>> start Listed records

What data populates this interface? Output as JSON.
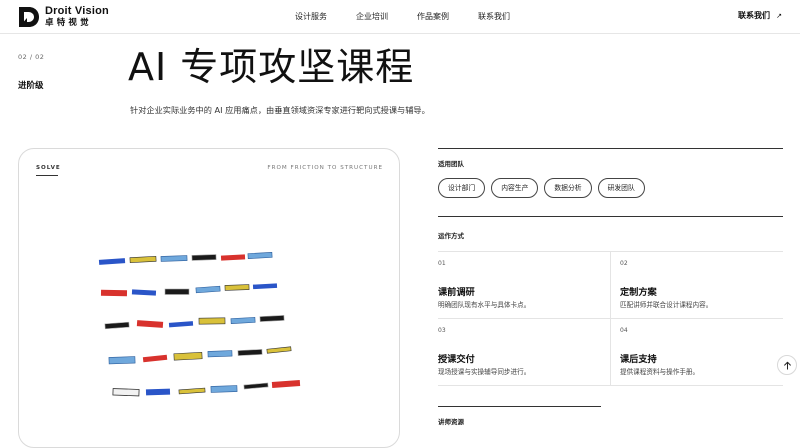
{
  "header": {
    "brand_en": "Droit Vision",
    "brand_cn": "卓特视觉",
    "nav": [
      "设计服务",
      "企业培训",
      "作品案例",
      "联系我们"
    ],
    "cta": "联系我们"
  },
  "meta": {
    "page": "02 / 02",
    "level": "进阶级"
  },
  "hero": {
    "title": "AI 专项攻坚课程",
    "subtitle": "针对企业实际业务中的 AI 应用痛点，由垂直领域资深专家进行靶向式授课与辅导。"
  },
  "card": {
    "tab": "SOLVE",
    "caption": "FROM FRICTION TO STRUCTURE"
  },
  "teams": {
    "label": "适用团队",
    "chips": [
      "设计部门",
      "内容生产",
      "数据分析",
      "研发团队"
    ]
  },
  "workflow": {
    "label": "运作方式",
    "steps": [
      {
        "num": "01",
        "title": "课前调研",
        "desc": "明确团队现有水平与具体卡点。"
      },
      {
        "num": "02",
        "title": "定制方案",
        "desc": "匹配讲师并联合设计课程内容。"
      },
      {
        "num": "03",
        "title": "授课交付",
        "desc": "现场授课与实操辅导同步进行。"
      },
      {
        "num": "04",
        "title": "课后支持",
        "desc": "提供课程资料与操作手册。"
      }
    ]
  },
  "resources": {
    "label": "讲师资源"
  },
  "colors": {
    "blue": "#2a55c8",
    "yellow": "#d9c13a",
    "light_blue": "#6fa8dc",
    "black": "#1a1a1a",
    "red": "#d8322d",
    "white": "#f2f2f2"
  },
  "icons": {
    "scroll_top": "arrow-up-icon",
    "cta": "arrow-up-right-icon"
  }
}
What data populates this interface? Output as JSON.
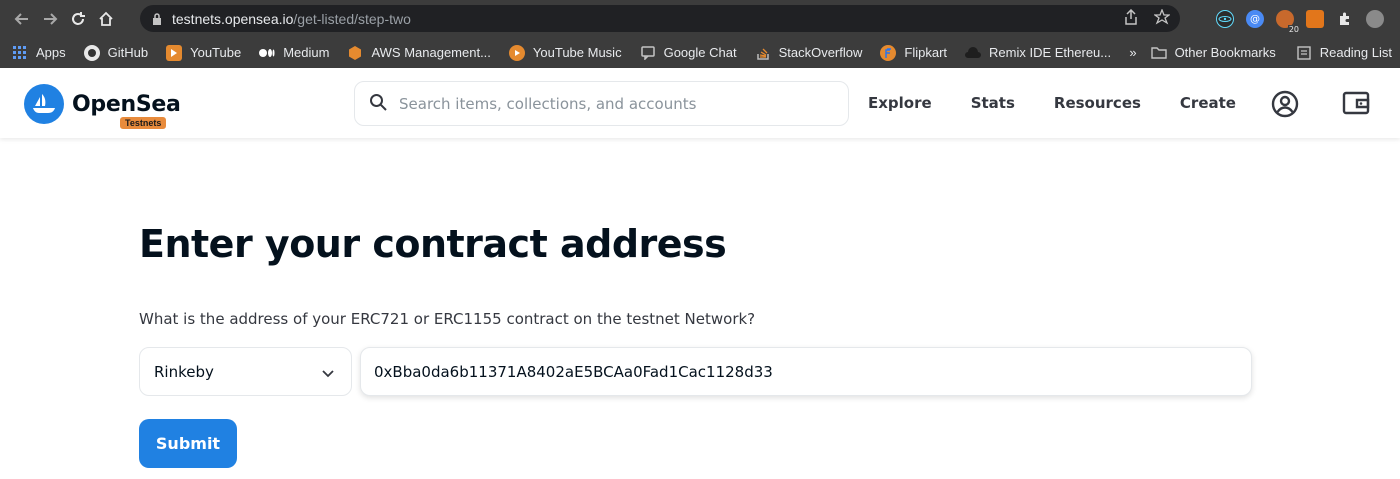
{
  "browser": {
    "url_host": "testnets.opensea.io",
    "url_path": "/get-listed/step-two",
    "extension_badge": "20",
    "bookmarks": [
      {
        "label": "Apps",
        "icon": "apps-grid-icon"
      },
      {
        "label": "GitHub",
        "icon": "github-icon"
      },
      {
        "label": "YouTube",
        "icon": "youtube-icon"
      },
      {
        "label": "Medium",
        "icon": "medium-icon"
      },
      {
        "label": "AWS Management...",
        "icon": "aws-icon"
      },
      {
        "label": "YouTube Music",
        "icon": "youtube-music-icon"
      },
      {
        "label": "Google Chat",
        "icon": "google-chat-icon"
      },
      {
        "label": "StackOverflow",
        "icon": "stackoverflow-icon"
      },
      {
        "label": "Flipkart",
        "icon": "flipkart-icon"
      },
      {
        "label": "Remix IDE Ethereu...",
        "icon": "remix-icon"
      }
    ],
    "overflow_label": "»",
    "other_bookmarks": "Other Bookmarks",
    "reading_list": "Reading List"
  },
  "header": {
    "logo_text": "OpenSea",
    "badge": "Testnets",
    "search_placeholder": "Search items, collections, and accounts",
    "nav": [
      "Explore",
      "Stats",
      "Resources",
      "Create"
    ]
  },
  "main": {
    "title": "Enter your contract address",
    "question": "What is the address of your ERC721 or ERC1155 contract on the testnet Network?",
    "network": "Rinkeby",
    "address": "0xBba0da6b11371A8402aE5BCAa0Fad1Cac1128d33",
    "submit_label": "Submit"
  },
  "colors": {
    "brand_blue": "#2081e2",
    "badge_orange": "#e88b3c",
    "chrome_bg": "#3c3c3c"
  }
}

>> end Listed records
>> start Listed records

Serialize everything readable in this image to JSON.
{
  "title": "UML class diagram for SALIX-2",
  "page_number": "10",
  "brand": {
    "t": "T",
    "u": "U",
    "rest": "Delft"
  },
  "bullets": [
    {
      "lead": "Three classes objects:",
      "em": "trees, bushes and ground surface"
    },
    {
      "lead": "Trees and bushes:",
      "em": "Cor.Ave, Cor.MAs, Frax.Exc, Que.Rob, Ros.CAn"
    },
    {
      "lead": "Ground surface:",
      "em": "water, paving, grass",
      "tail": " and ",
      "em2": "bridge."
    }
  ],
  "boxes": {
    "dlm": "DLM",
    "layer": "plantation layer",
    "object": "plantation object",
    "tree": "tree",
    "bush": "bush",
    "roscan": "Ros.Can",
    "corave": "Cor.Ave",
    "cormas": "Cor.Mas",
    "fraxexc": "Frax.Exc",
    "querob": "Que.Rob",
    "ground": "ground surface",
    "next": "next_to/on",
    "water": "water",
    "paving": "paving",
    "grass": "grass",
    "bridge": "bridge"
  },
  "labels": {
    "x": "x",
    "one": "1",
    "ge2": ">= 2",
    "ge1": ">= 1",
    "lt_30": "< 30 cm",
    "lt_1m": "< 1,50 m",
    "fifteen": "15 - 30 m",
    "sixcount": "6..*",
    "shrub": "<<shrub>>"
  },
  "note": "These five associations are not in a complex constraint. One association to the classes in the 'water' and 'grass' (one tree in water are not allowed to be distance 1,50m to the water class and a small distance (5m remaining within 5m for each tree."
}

>> end Listed records

=== Work to do ===
From the records above, report the count of lines containing "surface" and nothing more.

=== Solved exercise ===
3